**DESCRIPTION OF THE TASK:**
Go through the records line by line and work out how many lines hold the word "Wind". Answer with the number only.

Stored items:
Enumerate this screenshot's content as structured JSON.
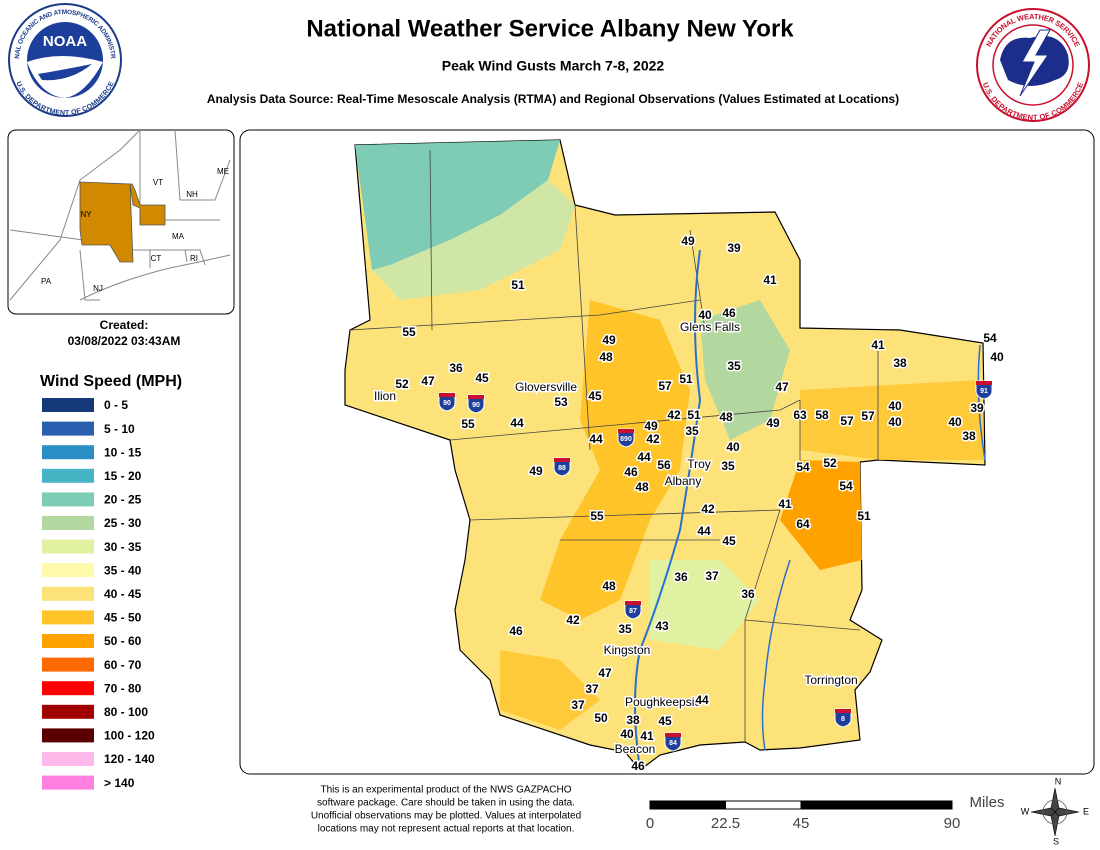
{
  "header": {
    "title": "National Weather Service Albany New York",
    "subtitle": "Peak Wind Gusts March 7-8, 2022",
    "source": "Analysis Data Source: Real-Time Mesoscale Analysis (RTMA) and Regional Observations (Values Estimated at Locations)"
  },
  "logos": {
    "noaa": {
      "name": "NOAA",
      "ring_top": "NATIONAL OCEANIC AND ATMOSPHERIC ADMINISTRATION",
      "ring_bottom": "U.S. DEPARTMENT OF COMMERCE"
    },
    "nws": {
      "ring_top": "NATIONAL WEATHER SERVICE",
      "ring_bottom": "U.S. DEPARTMENT OF COMMERCE"
    }
  },
  "inset": {
    "labels": [
      "ME",
      "VT",
      "NH",
      "NY",
      "MA",
      "CT",
      "RI",
      "PA",
      "NJ"
    ]
  },
  "created": {
    "label": "Created:",
    "timestamp": "03/08/2022 03:43AM"
  },
  "legend": {
    "title": "Wind Speed (MPH)",
    "items": [
      {
        "label": "0 - 5",
        "color": "#16397a"
      },
      {
        "label": "5 - 10",
        "color": "#2a5fb0"
      },
      {
        "label": "10 - 15",
        "color": "#2b8fc6"
      },
      {
        "label": "15 - 20",
        "color": "#47b4c6"
      },
      {
        "label": "20 - 25",
        "color": "#7ecbb6"
      },
      {
        "label": "25 - 30",
        "color": "#b3d89f"
      },
      {
        "label": "30 - 35",
        "color": "#e0f1a2"
      },
      {
        "label": "35 - 40",
        "color": "#fffaa9"
      },
      {
        "label": "40 - 45",
        "color": "#fde27a"
      },
      {
        "label": "45 - 50",
        "color": "#ffc42a"
      },
      {
        "label": "50 - 60",
        "color": "#ffa200"
      },
      {
        "label": "60 - 70",
        "color": "#ff6a00"
      },
      {
        "label": "70 - 80",
        "color": "#ff0000"
      },
      {
        "label": "80 - 100",
        "color": "#a00000"
      },
      {
        "label": "100 - 120",
        "color": "#5a0000"
      },
      {
        "label": "120 - 140",
        "color": "#ffb8ea"
      },
      {
        "label": "> 140",
        "color": "#ff80e0"
      }
    ]
  },
  "map": {
    "stations": [
      55,
      51,
      49,
      39,
      41,
      46,
      40,
      49,
      48,
      36,
      45,
      47,
      52,
      35,
      57,
      51,
      47,
      41,
      38,
      54,
      40,
      53,
      45,
      44,
      55,
      42,
      51,
      48,
      49,
      63,
      58,
      57,
      57,
      40,
      40,
      40,
      39,
      38,
      49,
      42,
      35,
      44,
      40,
      44,
      56,
      35,
      49,
      46,
      48,
      54,
      52,
      54,
      41,
      42,
      51,
      64,
      55,
      44,
      45,
      36,
      37,
      48,
      36,
      42,
      46,
      35,
      43,
      47,
      37,
      37,
      44,
      50,
      38,
      45,
      40,
      41,
      46
    ],
    "cities": [
      "Glens Falls",
      "Gloversville",
      "Ilion",
      "Troy",
      "Albany",
      "Kingston",
      "Poughkeepsie",
      "Beacon",
      "Torrington"
    ],
    "interstates": [
      "90",
      "90",
      "890",
      "88",
      "87",
      "84",
      "8",
      "91"
    ]
  },
  "disclaimer": [
    "This is an experimental product of the NWS GAZPACHO",
    "software package. Care should be taken in using the data.",
    "Unofficial observations may be plotted. Values at interpolated",
    "locations may not represent actual reports at that location."
  ],
  "scale": {
    "unit": "Miles",
    "ticks": [
      0,
      22.5,
      45,
      90
    ]
  },
  "compass": [
    "N",
    "E",
    "S",
    "W"
  ]
}
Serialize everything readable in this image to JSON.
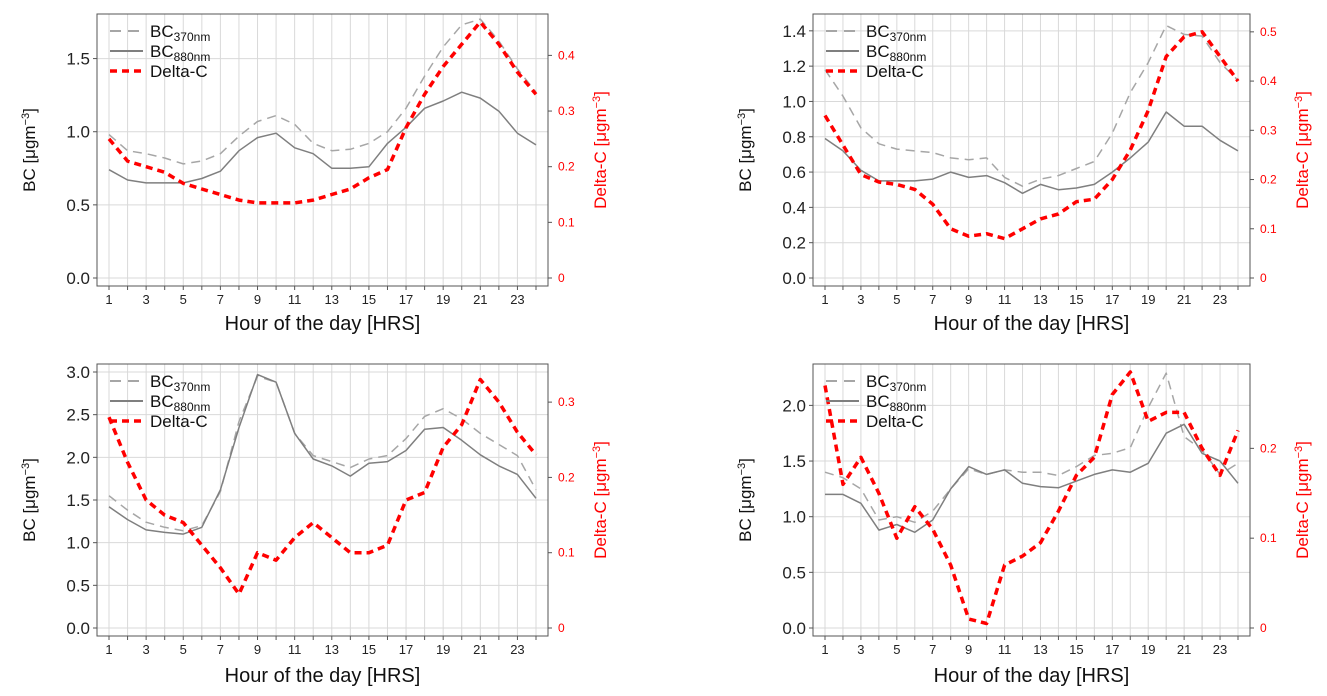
{
  "chart_data": [
    {
      "type": "line",
      "xlabel": "Hour of the day [HRS]",
      "ylabel": "BC",
      "ylabel_unit": "[μgm",
      "ylabel_unit_exp": "−3",
      "y2label": "Delta-C",
      "y2label_unit": "[μgm",
      "y2label_unit_exp": "−3",
      "x": [
        1,
        2,
        3,
        4,
        5,
        6,
        7,
        8,
        9,
        10,
        11,
        12,
        13,
        14,
        15,
        16,
        17,
        18,
        19,
        20,
        21,
        22,
        23,
        24
      ],
      "xticks": [
        1,
        3,
        5,
        7,
        9,
        11,
        13,
        15,
        17,
        19,
        21,
        23
      ],
      "ylim": [
        0,
        1.75
      ],
      "yticks": [
        "0.0",
        "0.5",
        "1.0",
        "1.5"
      ],
      "y2lim": [
        0,
        0.46
      ],
      "y2ticks": [
        "0",
        "0.1",
        "0.2",
        "0.3",
        "0.4"
      ],
      "grid": true,
      "legend_position": "top-left",
      "series": [
        {
          "name": "BC",
          "name_sub": "370nm",
          "axis": "left",
          "color": "#a6a6a6",
          "dash": "9,6",
          "values": [
            0.98,
            0.87,
            0.85,
            0.82,
            0.78,
            0.8,
            0.85,
            0.97,
            1.07,
            1.11,
            1.05,
            0.92,
            0.87,
            0.88,
            0.92,
            1.0,
            1.16,
            1.38,
            1.58,
            1.73,
            1.77,
            1.62,
            1.43,
            1.27
          ]
        },
        {
          "name": "BC",
          "name_sub": "880nm",
          "axis": "left",
          "color": "#7f7f7f",
          "dash": "",
          "values": [
            0.74,
            0.67,
            0.65,
            0.65,
            0.65,
            0.68,
            0.73,
            0.87,
            0.96,
            0.99,
            0.89,
            0.85,
            0.75,
            0.75,
            0.76,
            0.92,
            1.03,
            1.16,
            1.21,
            1.27,
            1.23,
            1.14,
            0.99,
            0.91
          ]
        },
        {
          "name": "Delta-C",
          "name_sub": "",
          "axis": "right",
          "color": "#ff0000",
          "dash": "7,5",
          "values": [
            0.25,
            0.21,
            0.2,
            0.19,
            0.17,
            0.16,
            0.15,
            0.14,
            0.135,
            0.135,
            0.135,
            0.14,
            0.15,
            0.16,
            0.18,
            0.195,
            0.27,
            0.33,
            0.38,
            0.42,
            0.46,
            0.42,
            0.37,
            0.33
          ]
        }
      ]
    },
    {
      "type": "line",
      "xlabel": "Hour of the day [HRS]",
      "ylabel": "BC",
      "ylabel_unit": "[μgm",
      "ylabel_unit_exp": "−3",
      "y2label": "Delta-C",
      "y2label_unit": "[μgm",
      "y2label_unit_exp": "−3",
      "x": [
        1,
        2,
        3,
        4,
        5,
        6,
        7,
        8,
        9,
        10,
        11,
        12,
        13,
        14,
        15,
        16,
        17,
        18,
        19,
        20,
        21,
        22,
        23,
        24
      ],
      "xticks": [
        1,
        3,
        5,
        7,
        9,
        11,
        13,
        15,
        17,
        19,
        21,
        23
      ],
      "ylim": [
        0,
        1.45
      ],
      "yticks": [
        "0.0",
        "0.2",
        "0.4",
        "0.6",
        "0.8",
        "1.0",
        "1.2",
        "1.4"
      ],
      "y2lim": [
        0,
        0.52
      ],
      "y2ticks": [
        "0",
        "0.1",
        "0.2",
        "0.3",
        "0.4",
        "0.5"
      ],
      "grid": true,
      "legend_position": "top-left",
      "series": [
        {
          "name": "BC",
          "name_sub": "370nm",
          "axis": "left",
          "color": "#a6a6a6",
          "dash": "9,6",
          "values": [
            1.18,
            1.03,
            0.85,
            0.76,
            0.73,
            0.72,
            0.71,
            0.68,
            0.67,
            0.68,
            0.57,
            0.52,
            0.56,
            0.58,
            0.62,
            0.66,
            0.82,
            1.05,
            1.22,
            1.43,
            1.38,
            1.37,
            1.22,
            1.12
          ]
        },
        {
          "name": "BC",
          "name_sub": "880nm",
          "axis": "left",
          "color": "#7f7f7f",
          "dash": "",
          "values": [
            0.79,
            0.72,
            0.61,
            0.55,
            0.55,
            0.55,
            0.56,
            0.6,
            0.57,
            0.58,
            0.54,
            0.48,
            0.53,
            0.5,
            0.51,
            0.53,
            0.6,
            0.68,
            0.77,
            0.94,
            0.86,
            0.86,
            0.78,
            0.72
          ]
        },
        {
          "name": "Delta-C",
          "name_sub": "",
          "axis": "right",
          "color": "#ff0000",
          "dash": "7,5",
          "values": [
            0.33,
            0.27,
            0.21,
            0.195,
            0.19,
            0.18,
            0.15,
            0.1,
            0.085,
            0.09,
            0.08,
            0.1,
            0.12,
            0.13,
            0.155,
            0.16,
            0.2,
            0.26,
            0.34,
            0.45,
            0.49,
            0.5,
            0.45,
            0.4
          ]
        }
      ]
    },
    {
      "type": "line",
      "xlabel": "Hour of the day [HRS]",
      "ylabel": "BC",
      "ylabel_unit": "[μgm",
      "ylabel_unit_exp": "−3",
      "y2label": "Delta-C",
      "y2label_unit": "[μgm",
      "y2label_unit_exp": "−3",
      "x": [
        1,
        2,
        3,
        4,
        5,
        6,
        7,
        8,
        9,
        10,
        11,
        12,
        13,
        14,
        15,
        16,
        17,
        18,
        19,
        20,
        21,
        22,
        23,
        24
      ],
      "xticks": [
        1,
        3,
        5,
        7,
        9,
        11,
        13,
        15,
        17,
        19,
        21,
        23
      ],
      "ylim": [
        0,
        3.0
      ],
      "yticks": [
        "0.0",
        "0.5",
        "1.0",
        "1.5",
        "2.0",
        "2.5",
        "3.0"
      ],
      "y2lim": [
        0,
        0.34
      ],
      "y2ticks": [
        "0",
        "0.1",
        "0.2",
        "0.3"
      ],
      "grid": true,
      "legend_position": "top-left",
      "series": [
        {
          "name": "BC",
          "name_sub": "370nm",
          "axis": "left",
          "color": "#a6a6a6",
          "dash": "9,6",
          "values": [
            1.55,
            1.38,
            1.24,
            1.18,
            1.14,
            1.2,
            1.6,
            2.42,
            2.95,
            2.88,
            2.28,
            2.02,
            1.95,
            1.88,
            1.98,
            2.02,
            2.22,
            2.48,
            2.57,
            2.45,
            2.28,
            2.15,
            2.02,
            1.62
          ]
        },
        {
          "name": "BC",
          "name_sub": "880nm",
          "axis": "left",
          "color": "#7f7f7f",
          "dash": "",
          "values": [
            1.42,
            1.27,
            1.15,
            1.12,
            1.1,
            1.18,
            1.62,
            2.35,
            2.97,
            2.88,
            2.28,
            1.98,
            1.9,
            1.78,
            1.93,
            1.95,
            2.08,
            2.33,
            2.35,
            2.2,
            2.03,
            1.9,
            1.8,
            1.52
          ]
        },
        {
          "name": "Delta-C",
          "name_sub": "",
          "axis": "right",
          "color": "#ff0000",
          "dash": "7,5",
          "values": [
            0.28,
            0.22,
            0.17,
            0.15,
            0.14,
            0.11,
            0.08,
            0.045,
            0.1,
            0.09,
            0.12,
            0.14,
            0.12,
            0.1,
            0.1,
            0.11,
            0.17,
            0.18,
            0.24,
            0.27,
            0.33,
            0.3,
            0.26,
            0.23
          ]
        }
      ]
    },
    {
      "type": "line",
      "xlabel": "Hour of the day [HRS]",
      "ylabel": "BC",
      "ylabel_unit": "[μgm",
      "ylabel_unit_exp": "−3",
      "y2label": "Delta-C",
      "y2label_unit": "[μgm",
      "y2label_unit_exp": "−3",
      "x": [
        1,
        2,
        3,
        4,
        5,
        6,
        7,
        8,
        9,
        10,
        11,
        12,
        13,
        14,
        15,
        16,
        17,
        18,
        19,
        20,
        21,
        22,
        23,
        24
      ],
      "xticks": [
        1,
        3,
        5,
        7,
        9,
        11,
        13,
        15,
        17,
        19,
        21,
        23
      ],
      "ylim": [
        0,
        2.3
      ],
      "yticks": [
        "0.0",
        "0.5",
        "1.0",
        "1.5",
        "2.0"
      ],
      "y2lim": [
        0,
        0.285
      ],
      "y2ticks": [
        "0",
        "0.1",
        "0.2"
      ],
      "grid": true,
      "legend_position": "top-left",
      "series": [
        {
          "name": "BC",
          "name_sub": "370nm",
          "axis": "left",
          "color": "#a6a6a6",
          "dash": "9,6",
          "values": [
            1.4,
            1.35,
            1.25,
            0.97,
            1.0,
            0.95,
            1.05,
            1.25,
            1.43,
            1.38,
            1.42,
            1.4,
            1.4,
            1.37,
            1.45,
            1.55,
            1.57,
            1.62,
            1.98,
            2.29,
            1.72,
            1.6,
            1.38,
            1.48
          ]
        },
        {
          "name": "BC",
          "name_sub": "880nm",
          "axis": "left",
          "color": "#7f7f7f",
          "dash": "",
          "values": [
            1.2,
            1.2,
            1.12,
            0.88,
            0.93,
            0.86,
            0.97,
            1.25,
            1.45,
            1.38,
            1.42,
            1.3,
            1.27,
            1.26,
            1.32,
            1.38,
            1.42,
            1.4,
            1.48,
            1.75,
            1.83,
            1.57,
            1.5,
            1.3
          ]
        },
        {
          "name": "Delta-C",
          "name_sub": "",
          "axis": "right",
          "color": "#ff0000",
          "dash": "7,5",
          "values": [
            0.27,
            0.16,
            0.19,
            0.15,
            0.1,
            0.135,
            0.11,
            0.07,
            0.01,
            0.005,
            0.07,
            0.08,
            0.095,
            0.13,
            0.17,
            0.19,
            0.26,
            0.285,
            0.23,
            0.24,
            0.24,
            0.2,
            0.17,
            0.22
          ]
        }
      ]
    }
  ]
}
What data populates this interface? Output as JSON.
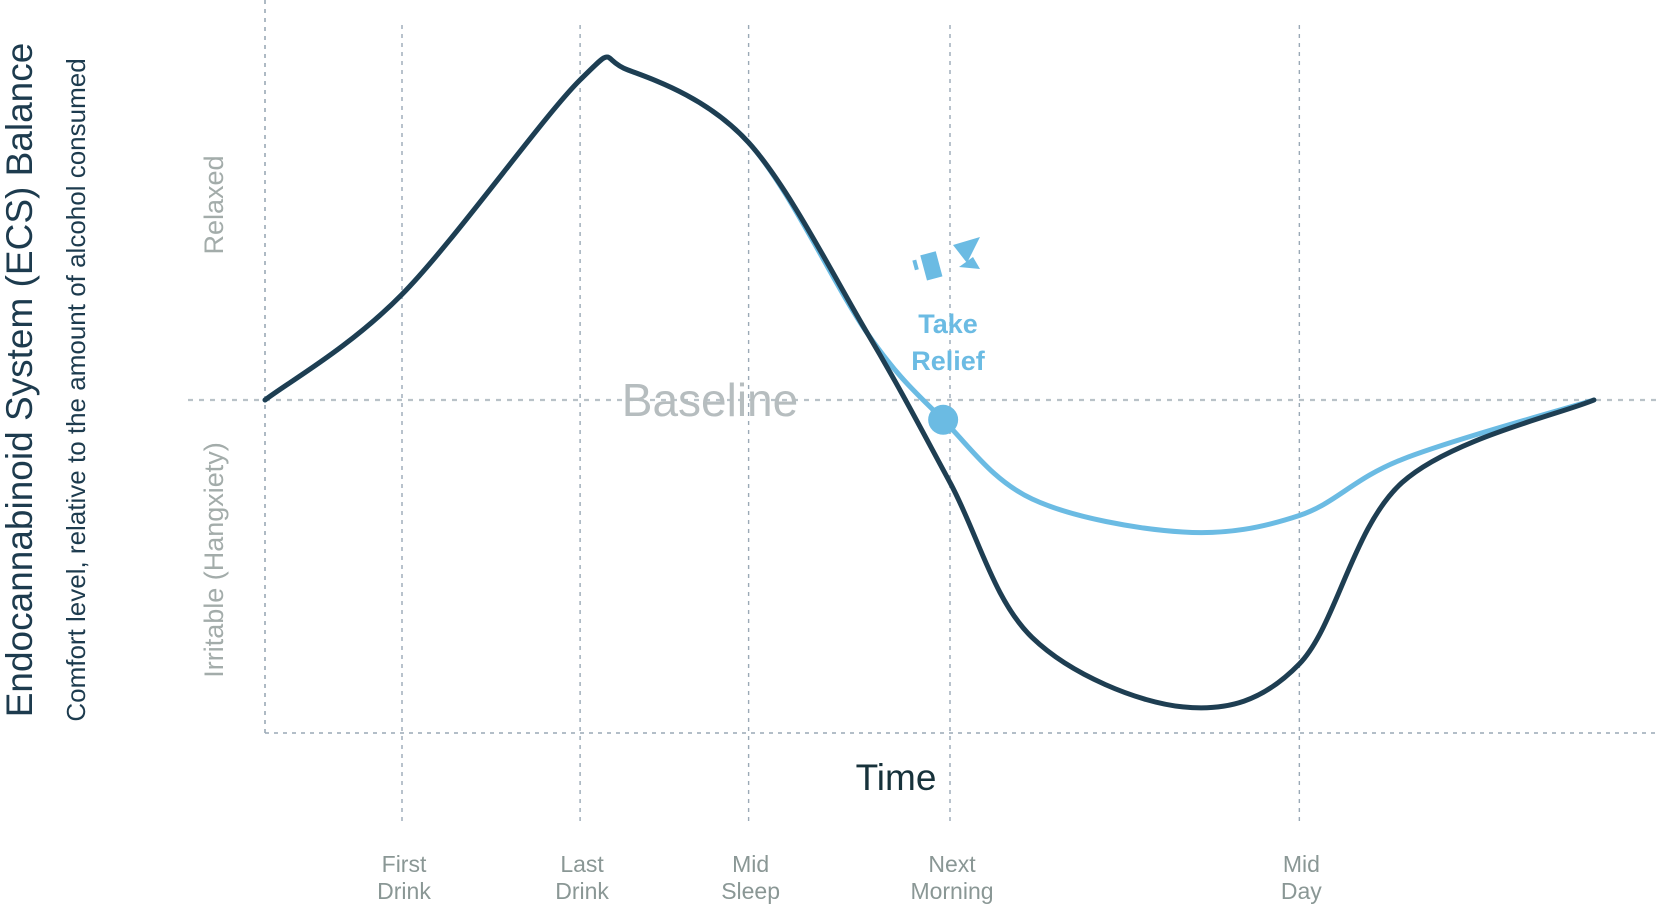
{
  "chart_data": {
    "type": "line",
    "title": "",
    "ylabel": "Endocannabinoid System (ECS)  Balance",
    "ysublabel": "Comfort level, relative to the amount of alcohol consumed",
    "xlabel": "Time",
    "y_bands": {
      "upper": "Relaxed",
      "lower": "Irritable (Hangxiety)"
    },
    "baseline_label": "Baseline",
    "ylim": [
      -1,
      1
    ],
    "x_ticks": [
      {
        "x": 1,
        "line1": "First",
        "line2": "Drink"
      },
      {
        "x": 2.3,
        "line1": "Last",
        "line2": "Drink"
      },
      {
        "x": 3.53,
        "line1": "Mid",
        "line2": "Sleep"
      },
      {
        "x": 5,
        "line1": "Next",
        "line2": "Morning"
      },
      {
        "x": 7.55,
        "line1": "Mid",
        "line2": "Day"
      }
    ],
    "series": [
      {
        "color": "#1e3e52",
        "points": [
          [
            0,
            0
          ],
          [
            1,
            0.32
          ],
          [
            2.3,
            0.97
          ],
          [
            2.65,
            1.0
          ],
          [
            3.53,
            0.78
          ],
          [
            4.4,
            0.2
          ],
          [
            5,
            -0.25
          ],
          [
            5.6,
            -0.72
          ],
          [
            6.7,
            -0.93
          ],
          [
            7.55,
            -0.8
          ],
          [
            8.3,
            -0.25
          ],
          [
            9.7,
            0
          ]
        ]
      },
      {
        "color": "#6bbbe3",
        "points": [
          [
            0,
            0
          ],
          [
            1,
            0.32
          ],
          [
            2.3,
            0.97
          ],
          [
            2.65,
            1.0
          ],
          [
            3.53,
            0.78
          ],
          [
            4.4,
            0.2
          ],
          [
            4.95,
            -0.06
          ],
          [
            5.6,
            -0.3
          ],
          [
            6.7,
            -0.4
          ],
          [
            7.55,
            -0.35
          ],
          [
            8.3,
            -0.18
          ],
          [
            9.7,
            0
          ]
        ]
      }
    ],
    "marker": {
      "x": 4.95,
      "y": -0.06,
      "label_line1": "Take",
      "label_line2": "Relief",
      "color": "#6bbbe3"
    }
  }
}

**REPLY:**
2